Short problem:
Reproduce the listing below without any change.

Task material:
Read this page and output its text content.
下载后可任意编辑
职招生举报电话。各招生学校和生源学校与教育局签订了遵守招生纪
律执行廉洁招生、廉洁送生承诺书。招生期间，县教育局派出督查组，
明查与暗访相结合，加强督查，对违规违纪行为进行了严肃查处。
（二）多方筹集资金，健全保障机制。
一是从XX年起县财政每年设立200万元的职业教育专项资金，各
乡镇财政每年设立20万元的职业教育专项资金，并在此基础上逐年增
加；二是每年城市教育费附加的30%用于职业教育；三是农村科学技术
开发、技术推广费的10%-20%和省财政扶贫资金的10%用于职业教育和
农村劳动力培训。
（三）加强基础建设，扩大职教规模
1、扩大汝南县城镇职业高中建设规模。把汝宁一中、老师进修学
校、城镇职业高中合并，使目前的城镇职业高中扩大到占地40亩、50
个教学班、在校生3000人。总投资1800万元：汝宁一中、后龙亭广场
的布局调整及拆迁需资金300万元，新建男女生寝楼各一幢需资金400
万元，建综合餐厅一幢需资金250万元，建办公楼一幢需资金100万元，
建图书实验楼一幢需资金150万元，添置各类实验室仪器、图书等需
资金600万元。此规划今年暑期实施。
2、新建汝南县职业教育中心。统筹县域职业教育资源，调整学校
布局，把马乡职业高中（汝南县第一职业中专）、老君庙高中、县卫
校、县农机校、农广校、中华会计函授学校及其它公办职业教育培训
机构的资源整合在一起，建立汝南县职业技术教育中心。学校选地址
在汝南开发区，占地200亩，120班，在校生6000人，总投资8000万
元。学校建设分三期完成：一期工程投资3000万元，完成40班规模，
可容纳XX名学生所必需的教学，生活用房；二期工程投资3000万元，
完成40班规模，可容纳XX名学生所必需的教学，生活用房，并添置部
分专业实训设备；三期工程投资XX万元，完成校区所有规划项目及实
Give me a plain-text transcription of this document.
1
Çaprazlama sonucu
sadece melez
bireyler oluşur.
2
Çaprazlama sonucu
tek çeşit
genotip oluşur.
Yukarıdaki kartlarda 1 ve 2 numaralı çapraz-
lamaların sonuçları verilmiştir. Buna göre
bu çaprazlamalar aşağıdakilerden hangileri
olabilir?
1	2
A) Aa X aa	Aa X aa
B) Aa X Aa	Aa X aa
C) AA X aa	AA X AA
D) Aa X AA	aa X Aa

Answer to the exercise:
Read this page and output its text content.
下载后可任意编辑
职招生举报电话。各招生学校和生源学校与教育局签订了遵守招生纪
律执行廉洁招生、廉洁送生承诺书。招生期间，县教育局派出督查组，
明查与暗访相结合，加强督查，对违规违纪行为进行了严肃查处。
（二）多方筹集资金，健全保障机制。
一是从XX年起县财政每年设立200万元的职业教育专项资金，各
乡镇财政每年设立20万元的职业教育专项资金，并在此基础上逐年增
加；二是每年城市教育费附加的30%用于职业教育；三是农村科学技术
开发、技术推广费的10%-20%和省财政扶贫资金的10%用于职业教育和
农村劳动力培训。
（三）加强基础建设，扩大职教规模
1、扩大汝南县城镇职业高中建设规模。把汝宁一中、老师进修学
校、城镇职业高中合并，使目前的城镇职业高中扩大到占地40亩、50
个教学班、在校生3000人。总投资1800万元：汝宁一中、后龙亭广场
的布局调整及拆迁需资金300万元，新建男女生寝楼各一幢需资金400
万元，建综合餐厅一幢需资金250万元，建办公楼一幢需资金100万元，
建图书实验楼一幢需资金150万元，添置各类实验室仪器、图书等需
资金600万元。此规划今年暑期实施。
2、新建汝南县职业教育中心。统筹县域职业教育资源，调整学校
布局，把马乡职业高中（汝南县第一职业中专）、老君庙高中、县卫
校、县农机校、农广校、中华会计函授学校及其它公办职业教育培训
机构的资源整合在一起，建立汝南县职业技术教育中心。学校选地址
在汝南开发区，占地200亩，120班，在校生6000人，总投资8000万
元。学校建设分三期完成：一期工程投资3000万元，完成40班规模，
可容纳XX名学生所必需的教学，生活用房；二期工程投资3000万元，
完成40班规模，可容纳XX名学生所必需的教学，生活用房，并添置部
分专业实训设备；三期工程投资XX万元，完成校区所有规划项目及实
Give me a plain-text transcription of this document.
1
Çaprazlama sonucu
sadece melez
bireyler oluşur.
2
Çaprazlama sonucu
tek çeşit
genotip oluşur.
Yukarıdaki kartlarda 1 ve 2 numaralı çapraz-
lamaların sonuçları verilmiştir. Buna göre
bu çaprazlamalar aşağıdakilerden hangileri
olabilir?
1	2
A) Aa X aa	Aa X aa
B) Aa X Aa	Aa X aa
C) AA X aa	AA X AA
D) Aa X AA	aa X Aa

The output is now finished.